◆ Direction
Transcribe the records below exactly.

◆ Provided information
[start]

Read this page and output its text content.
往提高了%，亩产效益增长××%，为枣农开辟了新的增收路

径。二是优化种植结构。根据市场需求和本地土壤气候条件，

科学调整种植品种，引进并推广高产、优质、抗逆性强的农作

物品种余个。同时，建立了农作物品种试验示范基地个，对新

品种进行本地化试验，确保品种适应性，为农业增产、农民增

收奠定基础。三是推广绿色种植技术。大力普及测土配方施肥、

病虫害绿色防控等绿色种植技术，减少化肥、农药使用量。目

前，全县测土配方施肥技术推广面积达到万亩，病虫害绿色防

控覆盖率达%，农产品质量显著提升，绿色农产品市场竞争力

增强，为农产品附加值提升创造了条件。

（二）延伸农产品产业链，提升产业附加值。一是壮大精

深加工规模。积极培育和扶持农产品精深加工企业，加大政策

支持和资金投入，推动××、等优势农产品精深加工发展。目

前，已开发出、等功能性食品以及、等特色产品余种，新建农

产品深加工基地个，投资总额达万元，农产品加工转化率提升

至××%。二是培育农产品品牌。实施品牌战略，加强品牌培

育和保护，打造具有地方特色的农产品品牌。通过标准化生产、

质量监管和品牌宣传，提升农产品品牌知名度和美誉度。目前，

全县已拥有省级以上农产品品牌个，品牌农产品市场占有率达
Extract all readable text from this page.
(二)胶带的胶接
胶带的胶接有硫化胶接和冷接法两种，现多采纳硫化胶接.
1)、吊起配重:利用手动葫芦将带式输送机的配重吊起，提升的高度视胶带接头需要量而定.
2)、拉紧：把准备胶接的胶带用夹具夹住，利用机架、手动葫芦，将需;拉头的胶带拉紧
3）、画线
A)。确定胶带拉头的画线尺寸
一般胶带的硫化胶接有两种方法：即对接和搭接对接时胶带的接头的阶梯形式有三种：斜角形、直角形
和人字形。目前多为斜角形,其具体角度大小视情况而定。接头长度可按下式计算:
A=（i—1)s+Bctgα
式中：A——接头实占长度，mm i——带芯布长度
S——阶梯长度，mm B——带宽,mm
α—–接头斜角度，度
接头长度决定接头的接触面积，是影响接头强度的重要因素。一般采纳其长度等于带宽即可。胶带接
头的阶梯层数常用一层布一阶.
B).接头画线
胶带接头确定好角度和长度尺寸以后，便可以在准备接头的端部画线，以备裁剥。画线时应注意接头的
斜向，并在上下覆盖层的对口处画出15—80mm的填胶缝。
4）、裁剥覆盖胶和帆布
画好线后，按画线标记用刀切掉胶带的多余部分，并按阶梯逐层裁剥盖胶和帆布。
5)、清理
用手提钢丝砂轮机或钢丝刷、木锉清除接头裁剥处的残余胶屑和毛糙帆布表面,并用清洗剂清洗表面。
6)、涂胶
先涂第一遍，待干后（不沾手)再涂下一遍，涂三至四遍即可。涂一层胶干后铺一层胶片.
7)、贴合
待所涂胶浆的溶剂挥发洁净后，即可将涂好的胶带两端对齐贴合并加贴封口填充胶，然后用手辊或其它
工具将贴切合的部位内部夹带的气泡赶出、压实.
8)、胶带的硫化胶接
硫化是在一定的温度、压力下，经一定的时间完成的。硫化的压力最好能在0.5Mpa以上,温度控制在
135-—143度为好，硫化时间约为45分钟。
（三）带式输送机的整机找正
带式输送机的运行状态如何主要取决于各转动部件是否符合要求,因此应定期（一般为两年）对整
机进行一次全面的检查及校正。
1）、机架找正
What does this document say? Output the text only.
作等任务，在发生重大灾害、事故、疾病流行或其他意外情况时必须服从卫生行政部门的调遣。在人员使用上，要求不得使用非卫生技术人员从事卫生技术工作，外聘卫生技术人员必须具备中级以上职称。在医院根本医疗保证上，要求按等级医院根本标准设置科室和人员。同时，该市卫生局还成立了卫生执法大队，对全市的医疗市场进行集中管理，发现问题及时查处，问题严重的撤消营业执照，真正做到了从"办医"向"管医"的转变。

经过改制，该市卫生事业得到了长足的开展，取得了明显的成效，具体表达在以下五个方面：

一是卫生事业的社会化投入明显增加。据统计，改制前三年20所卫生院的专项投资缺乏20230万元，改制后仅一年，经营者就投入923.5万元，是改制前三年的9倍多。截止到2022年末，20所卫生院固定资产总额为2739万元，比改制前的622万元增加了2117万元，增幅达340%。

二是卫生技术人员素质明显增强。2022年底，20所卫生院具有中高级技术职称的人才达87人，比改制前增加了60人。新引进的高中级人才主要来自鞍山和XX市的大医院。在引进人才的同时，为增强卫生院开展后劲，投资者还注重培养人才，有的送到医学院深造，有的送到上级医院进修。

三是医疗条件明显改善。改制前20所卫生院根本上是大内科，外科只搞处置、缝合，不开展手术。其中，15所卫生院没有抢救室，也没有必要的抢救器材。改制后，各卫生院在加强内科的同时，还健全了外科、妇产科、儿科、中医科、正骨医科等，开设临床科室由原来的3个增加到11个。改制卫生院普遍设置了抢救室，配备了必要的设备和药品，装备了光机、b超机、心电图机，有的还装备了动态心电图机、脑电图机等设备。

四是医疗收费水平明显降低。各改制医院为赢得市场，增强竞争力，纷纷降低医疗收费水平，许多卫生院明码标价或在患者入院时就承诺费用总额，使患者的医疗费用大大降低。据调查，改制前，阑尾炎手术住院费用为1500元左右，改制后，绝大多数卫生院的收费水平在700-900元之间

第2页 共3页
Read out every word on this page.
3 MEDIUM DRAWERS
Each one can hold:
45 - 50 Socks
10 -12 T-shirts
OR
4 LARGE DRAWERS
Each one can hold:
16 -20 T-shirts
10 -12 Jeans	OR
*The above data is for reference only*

[end]

◆ The result
Read this page and output its text content.
往提高了%，亩产效益增长××%，为枣农开辟了新的增收路

径。二是优化种植结构。根据市场需求和本地土壤气候条件，

科学调整种植品种，引进并推广高产、优质、抗逆性强的农作

物品种余个。同时，建立了农作物品种试验示范基地个，对新

品种进行本地化试验，确保品种适应性，为农业增产、农民增

收奠定基础。三是推广绿色种植技术。大力普及测土配方施肥、

病虫害绿色防控等绿色种植技术，减少化肥、农药使用量。目

前，全县测土配方施肥技术推广面积达到万亩，病虫害绿色防

控覆盖率达%，农产品质量显著提升，绿色农产品市场竞争力

增强，为农产品附加值提升创造了条件。

（二）延伸农产品产业链，提升产业附加值。一是壮大精

深加工规模。积极培育和扶持农产品精深加工企业，加大政策

支持和资金投入，推动××、等优势农产品精深加工发展。目

前，已开发出、等功能性食品以及、等特色产品余种，新建农

产品深加工基地个，投资总额达万元，农产品加工转化率提升

至××%。二是培育农产品品牌。实施品牌战略，加强品牌培

育和保护，打造具有地方特色的农产品品牌。通过标准化生产、

质量监管和品牌宣传，提升农产品品牌知名度和美誉度。目前，

全县已拥有省级以上农产品品牌个，品牌农产品市场占有率达
Extract all readable text from this page.
(二)胶带的胶接
胶带的胶接有硫化胶接和冷接法两种，现多采纳硫化胶接.
1)、吊起配重:利用手动葫芦将带式输送机的配重吊起，提升的高度视胶带接头需要量而定.
2)、拉紧：把准备胶接的胶带用夹具夹住，利用机架、手动葫芦，将需;拉头的胶带拉紧
3）、画线
A)。确定胶带拉头的画线尺寸
一般胶带的硫化胶接有两种方法：即对接和搭接对接时胶带的接头的阶梯形式有三种：斜角形、直角形
和人字形。目前多为斜角形,其具体角度大小视情况而定。接头长度可按下式计算:
A=（i—1)s+Bctgα
式中：A——接头实占长度，mm i——带芯布长度
S——阶梯长度，mm B——带宽,mm
α—–接头斜角度，度
接头长度决定接头的接触面积，是影响接头强度的重要因素。一般采纳其长度等于带宽即可。胶带接
头的阶梯层数常用一层布一阶.
B).接头画线
胶带接头确定好角度和长度尺寸以后，便可以在准备接头的端部画线，以备裁剥。画线时应注意接头的
斜向，并在上下覆盖层的对口处画出15—80mm的填胶缝。
4）、裁剥覆盖胶和帆布
画好线后，按画线标记用刀切掉胶带的多余部分，并按阶梯逐层裁剥盖胶和帆布。
5)、清理
用手提钢丝砂轮机或钢丝刷、木锉清除接头裁剥处的残余胶屑和毛糙帆布表面,并用清洗剂清洗表面。
6)、涂胶
先涂第一遍，待干后（不沾手)再涂下一遍，涂三至四遍即可。涂一层胶干后铺一层胶片.
7)、贴合
待所涂胶浆的溶剂挥发洁净后，即可将涂好的胶带两端对齐贴合并加贴封口填充胶，然后用手辊或其它
工具将贴切合的部位内部夹带的气泡赶出、压实.
8)、胶带的硫化胶接
硫化是在一定的温度、压力下，经一定的时间完成的。硫化的压力最好能在0.5Mpa以上,温度控制在
135-—143度为好，硫化时间约为45分钟。
（三）带式输送机的整机找正
带式输送机的运行状态如何主要取决于各转动部件是否符合要求,因此应定期（一般为两年）对整
机进行一次全面的检查及校正。
1）、机架找正
What does this document say? Output the text only.
作等任务，在发生重大灾害、事故、疾病流行或其他意外情况时必须服从卫生行政部门的调遣。在人员使用上，要求不得使用非卫生技术人员从事卫生技术工作，外聘卫生技术人员必须具备中级以上职称。在医院根本医疗保证上，要求按等级医院根本标准设置科室和人员。同时，该市卫生局还成立了卫生执法大队，对全市的医疗市场进行集中管理，发现问题及时查处，问题严重的撤消营业执照，真正做到了从"办医"向"管医"的转变。

经过改制，该市卫生事业得到了长足的开展，取得了明显的成效，具体表达在以下五个方面：

一是卫生事业的社会化投入明显增加。据统计，改制前三年20所卫生院的专项投资缺乏20230万元，改制后仅一年，经营者就投入923.5万元，是改制前三年的9倍多。截止到2022年末，20所卫生院固定资产总额为2739万元，比改制前的622万元增加了2117万元，增幅达340%。

二是卫生技术人员素质明显增强。2022年底，20所卫生院具有中高级技术职称的人才达87人，比改制前增加了60人。新引进的高中级人才主要来自鞍山和XX市的大医院。在引进人才的同时，为增强卫生院开展后劲，投资者还注重培养人才，有的送到医学院深造，有的送到上级医院进修。

三是医疗条件明显改善。改制前20所卫生院根本上是大内科，外科只搞处置、缝合，不开展手术。其中，15所卫生院没有抢救室，也没有必要的抢救器材。改制后，各卫生院在加强内科的同时，还健全了外科、妇产科、儿科、中医科、正骨医科等，开设临床科室由原来的3个增加到11个。改制卫生院普遍设置了抢救室，配备了必要的设备和药品，装备了光机、b超机、心电图机，有的还装备了动态心电图机、脑电图机等设备。

四是医疗收费水平明显降低。各改制医院为赢得市场，增强竞争力，纷纷降低医疗收费水平，许多卫生院明码标价或在患者入院时就承诺费用总额，使患者的医疗费用大大降低。据调查，改制前，阑尾炎手术住院费用为1500元左右，改制后，绝大多数卫生院的收费水平在700-900元之间

第2页 共3页
Read out every word on this page.
3 MEDIUM DRAWERS
Each one can hold:
45 - 50 Socks
10 -12 T-shirts
OR
4 LARGE DRAWERS
Each one can hold:
16 -20 T-shirts
10 -12 Jeans	OR
*The above data is for reference only*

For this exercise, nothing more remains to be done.